→ **What is expected**: Repeat each line of the material exactly.

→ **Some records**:
:::::

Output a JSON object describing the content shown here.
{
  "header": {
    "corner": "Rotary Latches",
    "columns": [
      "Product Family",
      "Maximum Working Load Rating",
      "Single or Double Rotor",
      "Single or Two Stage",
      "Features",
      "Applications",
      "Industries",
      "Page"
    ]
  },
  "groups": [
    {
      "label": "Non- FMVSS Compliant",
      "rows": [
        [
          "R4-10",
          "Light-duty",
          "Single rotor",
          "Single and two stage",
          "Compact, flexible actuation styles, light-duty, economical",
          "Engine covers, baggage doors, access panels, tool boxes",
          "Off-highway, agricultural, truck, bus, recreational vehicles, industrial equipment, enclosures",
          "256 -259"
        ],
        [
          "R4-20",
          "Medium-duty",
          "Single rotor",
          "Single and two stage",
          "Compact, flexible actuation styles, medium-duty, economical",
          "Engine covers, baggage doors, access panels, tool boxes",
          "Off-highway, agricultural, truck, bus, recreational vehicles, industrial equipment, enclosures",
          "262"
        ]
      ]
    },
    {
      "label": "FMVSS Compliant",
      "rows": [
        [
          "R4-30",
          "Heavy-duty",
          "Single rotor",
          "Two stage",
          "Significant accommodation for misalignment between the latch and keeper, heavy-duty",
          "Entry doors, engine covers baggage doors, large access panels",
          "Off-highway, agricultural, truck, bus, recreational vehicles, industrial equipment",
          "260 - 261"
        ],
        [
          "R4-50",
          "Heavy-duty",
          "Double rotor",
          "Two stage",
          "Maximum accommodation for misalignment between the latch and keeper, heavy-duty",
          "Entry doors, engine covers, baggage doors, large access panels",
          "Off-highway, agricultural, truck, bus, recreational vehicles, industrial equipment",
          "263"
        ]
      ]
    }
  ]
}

:::::

→ **Reply to the exercise**:
Output a JSON object describing the content shown here.
{
  "header": {
    "corner": "Rotary Latches",
    "columns": [
      "Product Family",
      "Maximum Working Load Rating",
      "Single or Double Rotor",
      "Single or Two Stage",
      "Features",
      "Applications",
      "Industries",
      "Page"
    ]
  },
  "groups": [
    {
      "label": "Non- FMVSS Compliant",
      "rows": [
        [
          "R4-10",
          "Light-duty",
          "Single rotor",
          "Single and two stage",
          "Compact, flexible actuation styles, light-duty, economical",
          "Engine covers, baggage doors, access panels, tool boxes",
          "Off-highway, agricultural, truck, bus, recreational vehicles, industrial equipment, enclosures",
          "256 -259"
        ],
        [
          "R4-20",
          "Medium-duty",
          "Single rotor",
          "Single and two stage",
          "Compact, flexible actuation styles, medium-duty, economical",
          "Engine covers, baggage doors, access panels, tool boxes",
          "Off-highway, agricultural, truck, bus, recreational vehicles, industrial equipment, enclosures",
          "262"
        ]
      ]
    },
    {
      "label": "FMVSS Compliant",
      "rows": [
        [
          "R4-30",
          "Heavy-duty",
          "Single rotor",
          "Two stage",
          "Significant accommodation for misalignment between the latch and keeper, heavy-duty",
          "Entry doors, engine covers baggage doors, large access panels",
          "Off-highway, agricultural, truck, bus, recreational vehicles, industrial equipment",
          "260 - 261"
        ],
        [
          "R4-50",
          "Heavy-duty",
          "Double rotor",
          "Two stage",
          "Maximum accommodation for misalignment between the latch and keeper, heavy-duty",
          "Entry doors, engine covers, baggage doors, large access panels",
          "Off-highway, agricultural, truck, bus, recreational vehicles, industrial equipment",
          "263"
        ]
      ]
    }
  ]
}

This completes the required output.